Work to do - Quote the listing below in full and exactly as written, but omit every picture.

[Source data]

•••

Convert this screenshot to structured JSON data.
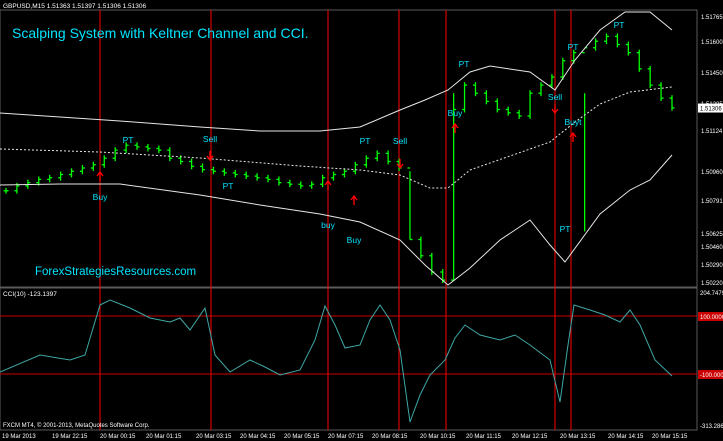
{
  "window": {
    "symbol_header": "GBPUSD,M15  1.51363 1.51397 1.51306 1.51306",
    "title": "Scalping System with Keltner Channel and CCI.",
    "watermark": "ForexStrategiesResources.com",
    "cci_header": "CCI(10) -123.1397",
    "footer": "FXCM MT4, © 2001-2013, MetaQuotes Software Corp."
  },
  "price_axis": {
    "labels": [
      "1.51765",
      "1.51600",
      "1.51450",
      "1.51285",
      "1.51124",
      "1.50960",
      "1.50791",
      "1.50625",
      "1.50460",
      "1.50290",
      "1.50220"
    ],
    "current_price": "1.51306"
  },
  "cci_axis": {
    "labels": [
      "204.7479",
      "100.0000",
      "-100.0000",
      "-313.2863"
    ],
    "levels": [
      100,
      -100
    ],
    "range": [
      -313.2863,
      204.7479
    ]
  },
  "time_axis": {
    "labels": [
      "19 Mar 2013",
      "19 Mar 22:15",
      "20 Mar 00:15",
      "20 Mar 01:15",
      "20 Mar 03:15",
      "20 Mar 04:15",
      "20 Mar 05:15",
      "20 Mar 07:15",
      "20 Mar 08:15",
      "20 Mar 10:15",
      "20 Mar 11:15",
      "20 Mar 12:15",
      "20 Mar 13:15",
      "20 Mar 14:15",
      "20 Mar 15:15"
    ]
  },
  "signals": [
    {
      "text": "Buy",
      "kind": "buy",
      "color": "#00e5ff"
    },
    {
      "text": "PT",
      "kind": "pt",
      "color": "#00e5ff"
    },
    {
      "text": "Sell",
      "kind": "sell",
      "color": "#00e5ff"
    },
    {
      "text": "PT",
      "kind": "pt",
      "color": "#00e5ff"
    },
    {
      "text": "buy",
      "kind": "buy",
      "color": "#00e5ff"
    },
    {
      "text": "Buy",
      "kind": "buy",
      "color": "#00e5ff"
    },
    {
      "text": "PT",
      "kind": "pt",
      "color": "#00e5ff"
    },
    {
      "text": "Sell",
      "kind": "sell",
      "color": "#00e5ff"
    },
    {
      "text": "Buy",
      "kind": "buy",
      "color": "#00e5ff"
    },
    {
      "text": "PT",
      "kind": "pt",
      "color": "#00e5ff"
    },
    {
      "text": "Sell",
      "kind": "sell",
      "color": "#00e5ff"
    },
    {
      "text": "Buyt",
      "kind": "buy",
      "color": "#00e5ff"
    },
    {
      "text": "PT",
      "kind": "pt",
      "color": "#00e5ff"
    },
    {
      "text": "PT",
      "kind": "pt",
      "color": "#00e5ff"
    },
    {
      "text": "PT",
      "kind": "pt",
      "color": "#00e5ff"
    }
  ],
  "colors": {
    "background": "#000000",
    "bar": "#00ff00",
    "channel": "#ffffff",
    "vline": "#ff0000",
    "cci": "#3fa7a7",
    "label": "#00e5ff",
    "arrow": "#ff0000"
  },
  "chart_data": {
    "type": "line",
    "title": "Scalping System with Keltner Channel and CCI.",
    "xlabel": "",
    "ylabel": "",
    "ylim": [
      1.5022,
      1.519
    ],
    "price_bars_close": [
      1.508,
      1.5083,
      1.5085,
      1.5087,
      1.5088,
      1.509,
      1.5092,
      1.5094,
      1.5096,
      1.51,
      1.5105,
      1.5108,
      1.5107,
      1.5106,
      1.5105,
      1.51,
      1.5098,
      1.5095,
      1.5093,
      1.5092,
      1.5091,
      1.509,
      1.5089,
      1.5088,
      1.5087,
      1.5085,
      1.5084,
      1.5083,
      1.5084,
      1.5088,
      1.509,
      1.5092,
      1.5096,
      1.51,
      1.5103,
      1.5098,
      1.5094,
      1.505,
      1.504,
      1.503,
      1.5025,
      1.513,
      1.5145,
      1.514,
      1.5135,
      1.513,
      1.5128,
      1.5126,
      1.514,
      1.5145,
      1.515,
      1.516,
      1.5165,
      1.5168,
      1.5172,
      1.5175,
      1.517,
      1.5165,
      1.5155,
      1.5145,
      1.5137,
      1.5131
    ]
  }
}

•••

Full solution -
Convert this screenshot to structured JSON data.
{
  "window": {
    "symbol_header": "GBPUSD,M15  1.51363 1.51397 1.51306 1.51306",
    "title": "Scalping System with Keltner Channel and CCI.",
    "watermark": "ForexStrategiesResources.com",
    "cci_header": "CCI(10) -123.1397",
    "footer": "FXCM MT4, © 2001-2013, MetaQuotes Software Corp."
  },
  "price_axis": {
    "labels": [
      "1.51765",
      "1.51600",
      "1.51450",
      "1.51285",
      "1.51124",
      "1.50960",
      "1.50791",
      "1.50625",
      "1.50460",
      "1.50290",
      "1.50220"
    ],
    "current_price": "1.51306"
  },
  "cci_axis": {
    "labels": [
      "204.7479",
      "100.0000",
      "-100.0000",
      "-313.2863"
    ],
    "levels": [
      100,
      -100
    ],
    "range": [
      -313.2863,
      204.7479
    ]
  },
  "time_axis": {
    "labels": [
      "19 Mar 2013",
      "19 Mar 22:15",
      "20 Mar 00:15",
      "20 Mar 01:15",
      "20 Mar 03:15",
      "20 Mar 04:15",
      "20 Mar 05:15",
      "20 Mar 07:15",
      "20 Mar 08:15",
      "20 Mar 10:15",
      "20 Mar 11:15",
      "20 Mar 12:15",
      "20 Mar 13:15",
      "20 Mar 14:15",
      "20 Mar 15:15"
    ]
  },
  "signals": [
    {
      "text": "Buy",
      "kind": "buy",
      "color": "#00e5ff"
    },
    {
      "text": "PT",
      "kind": "pt",
      "color": "#00e5ff"
    },
    {
      "text": "Sell",
      "kind": "sell",
      "color": "#00e5ff"
    },
    {
      "text": "PT",
      "kind": "pt",
      "color": "#00e5ff"
    },
    {
      "text": "buy",
      "kind": "buy",
      "color": "#00e5ff"
    },
    {
      "text": "Buy",
      "kind": "buy",
      "color": "#00e5ff"
    },
    {
      "text": "PT",
      "kind": "pt",
      "color": "#00e5ff"
    },
    {
      "text": "Sell",
      "kind": "sell",
      "color": "#00e5ff"
    },
    {
      "text": "Buy",
      "kind": "buy",
      "color": "#00e5ff"
    },
    {
      "text": "PT",
      "kind": "pt",
      "color": "#00e5ff"
    },
    {
      "text": "Sell",
      "kind": "sell",
      "color": "#00e5ff"
    },
    {
      "text": "Buyt",
      "kind": "buy",
      "color": "#00e5ff"
    },
    {
      "text": "PT",
      "kind": "pt",
      "color": "#00e5ff"
    },
    {
      "text": "PT",
      "kind": "pt",
      "color": "#00e5ff"
    },
    {
      "text": "PT",
      "kind": "pt",
      "color": "#00e5ff"
    }
  ],
  "colors": {
    "background": "#000000",
    "bar": "#00ff00",
    "channel": "#ffffff",
    "vline": "#ff0000",
    "cci": "#3fa7a7",
    "label": "#00e5ff",
    "arrow": "#ff0000"
  },
  "chart_data": {
    "type": "line",
    "title": "Scalping System with Keltner Channel and CCI.",
    "xlabel": "",
    "ylabel": "",
    "ylim": [
      1.5022,
      1.519
    ],
    "price_bars_close": [
      1.508,
      1.5083,
      1.5085,
      1.5087,
      1.5088,
      1.509,
      1.5092,
      1.5094,
      1.5096,
      1.51,
      1.5105,
      1.5108,
      1.5107,
      1.5106,
      1.5105,
      1.51,
      1.5098,
      1.5095,
      1.5093,
      1.5092,
      1.5091,
      1.509,
      1.5089,
      1.5088,
      1.5087,
      1.5085,
      1.5084,
      1.5083,
      1.5084,
      1.5088,
      1.509,
      1.5092,
      1.5096,
      1.51,
      1.5103,
      1.5098,
      1.5094,
      1.505,
      1.504,
      1.503,
      1.5025,
      1.513,
      1.5145,
      1.514,
      1.5135,
      1.513,
      1.5128,
      1.5126,
      1.514,
      1.5145,
      1.515,
      1.516,
      1.5165,
      1.5168,
      1.5172,
      1.5175,
      1.517,
      1.5165,
      1.5155,
      1.5145,
      1.5137,
      1.5131
    ]
  }
}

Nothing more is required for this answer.